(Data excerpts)
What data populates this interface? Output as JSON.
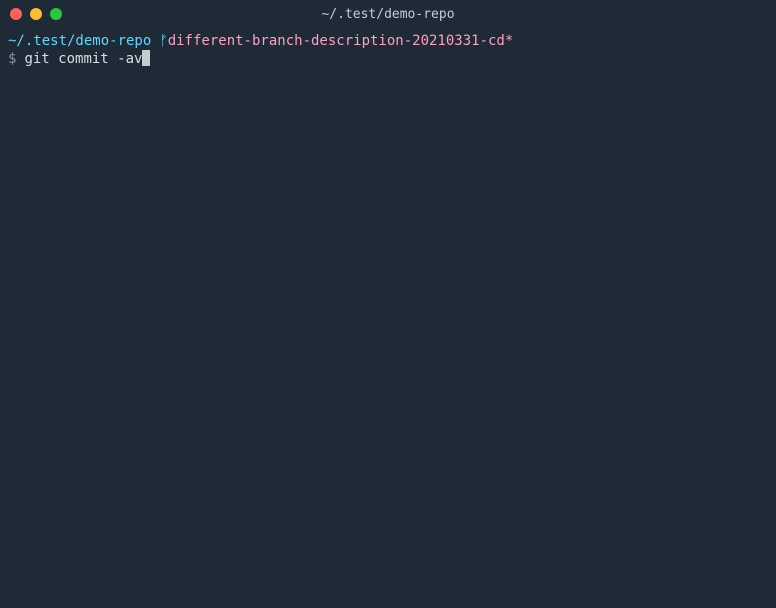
{
  "window": {
    "title": "~/.test/demo-repo"
  },
  "prompt": {
    "path": "~/.test/demo-repo",
    "branch_marker": "ᚠ",
    "branch": "different-branch-description-20210331-cd*",
    "symbol": "$",
    "command": "git commit -av"
  }
}
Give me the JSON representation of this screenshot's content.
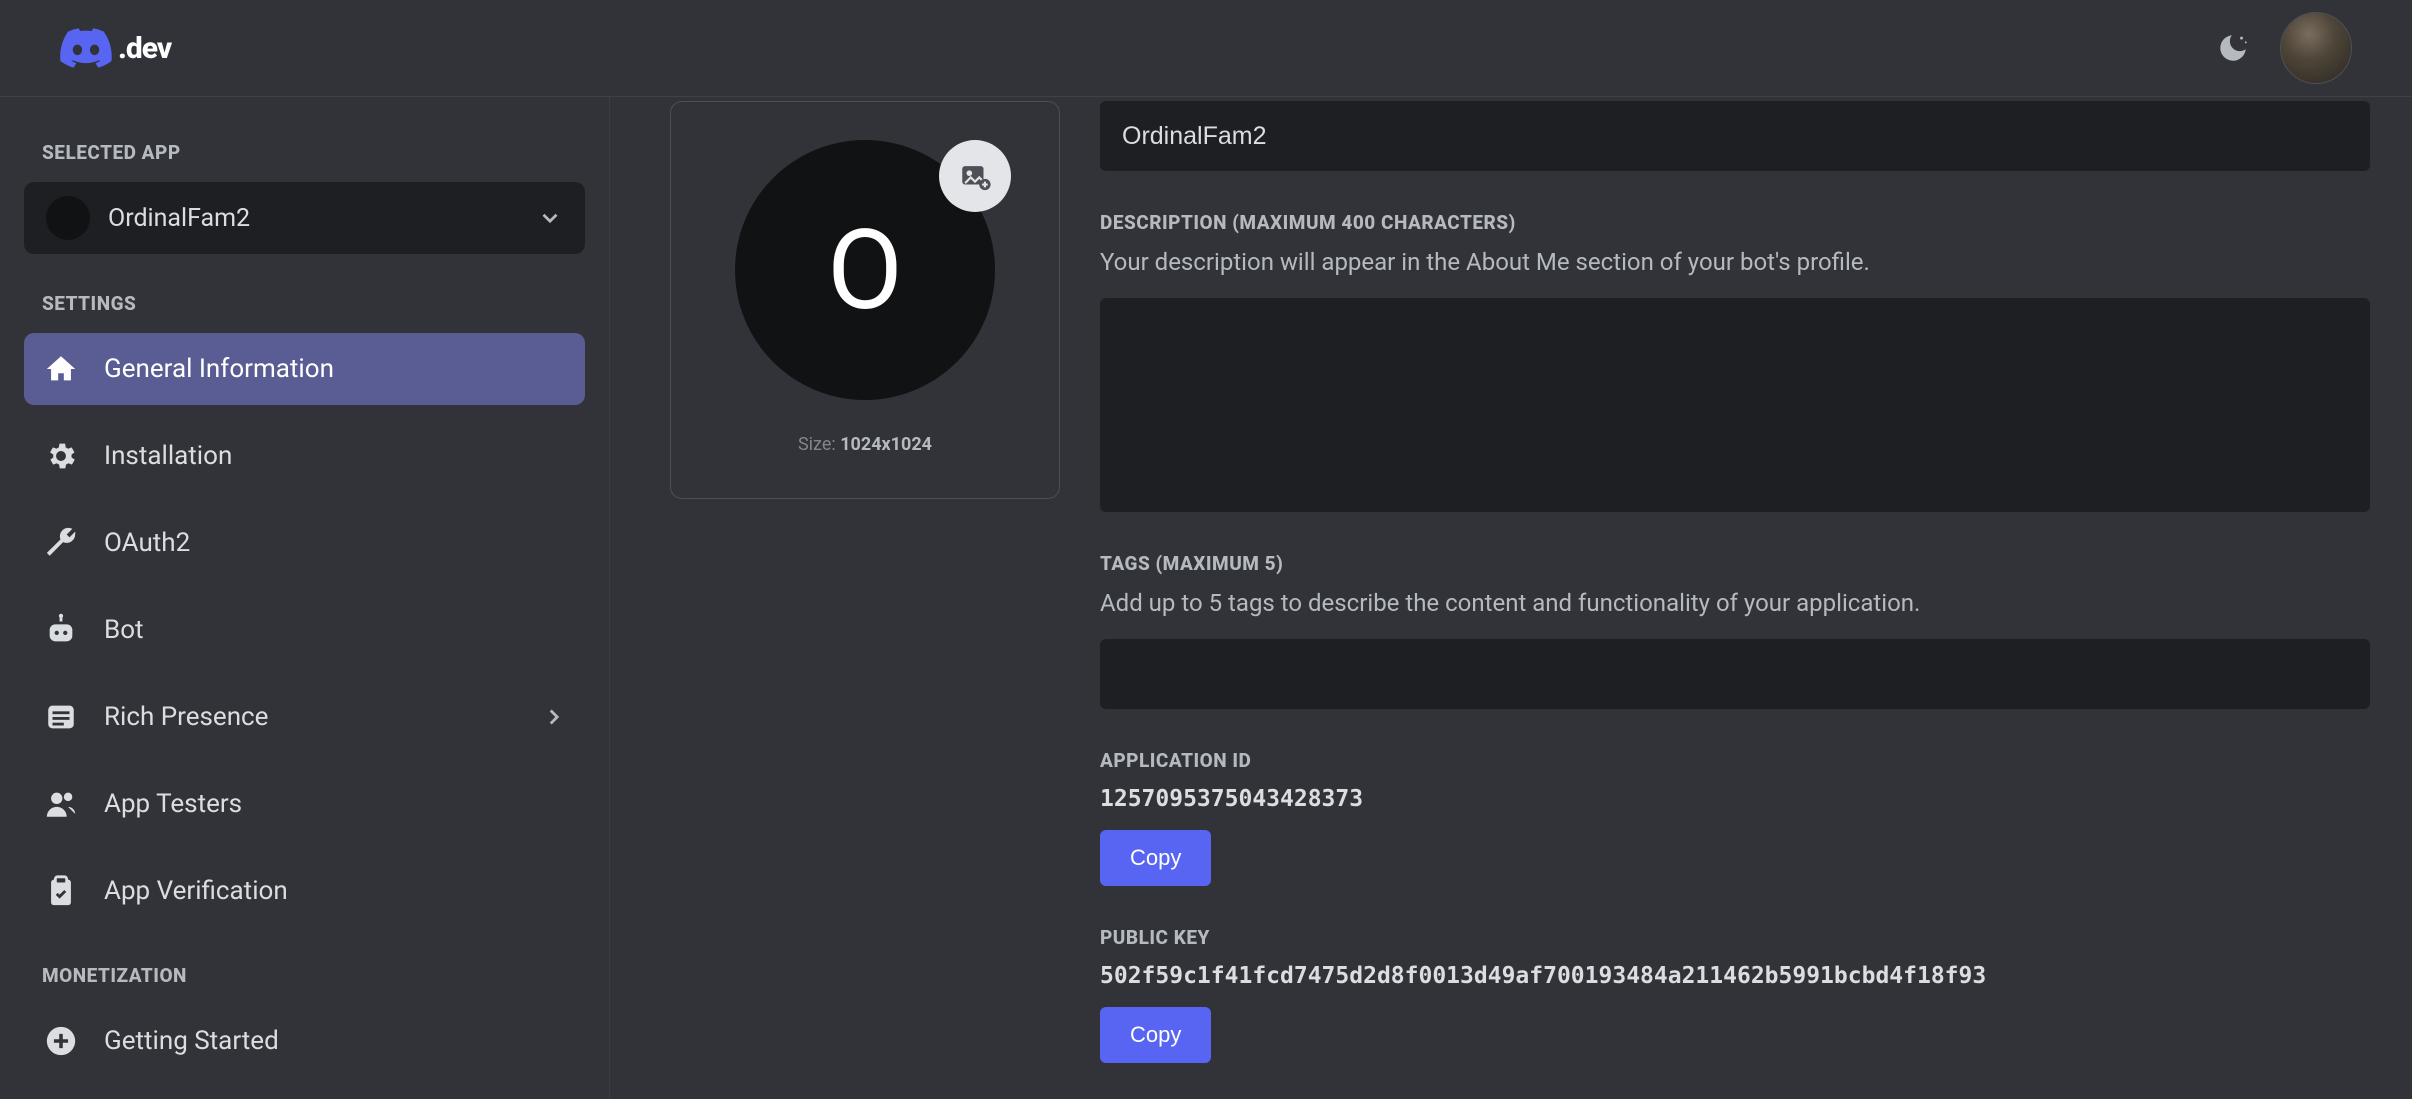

**EXERCISE REQUIREMENTS:**
Output a faithful copy of the data, with each picture left out.

**FULL SOLUTION:**
What data populates this interface? Output as JSON.
{
  "window": {
    "title": "~/.test/demo-repo"
  },
  "prompt": {
    "path": "~/.test/demo-repo",
    "branch_marker": "ᚠ",
    "branch": "different-branch-description-20210331-cd*",
    "symbol": "$",
    "command": "git commit -av"
  }
}
Give me the JSON representation of this screenshot's content.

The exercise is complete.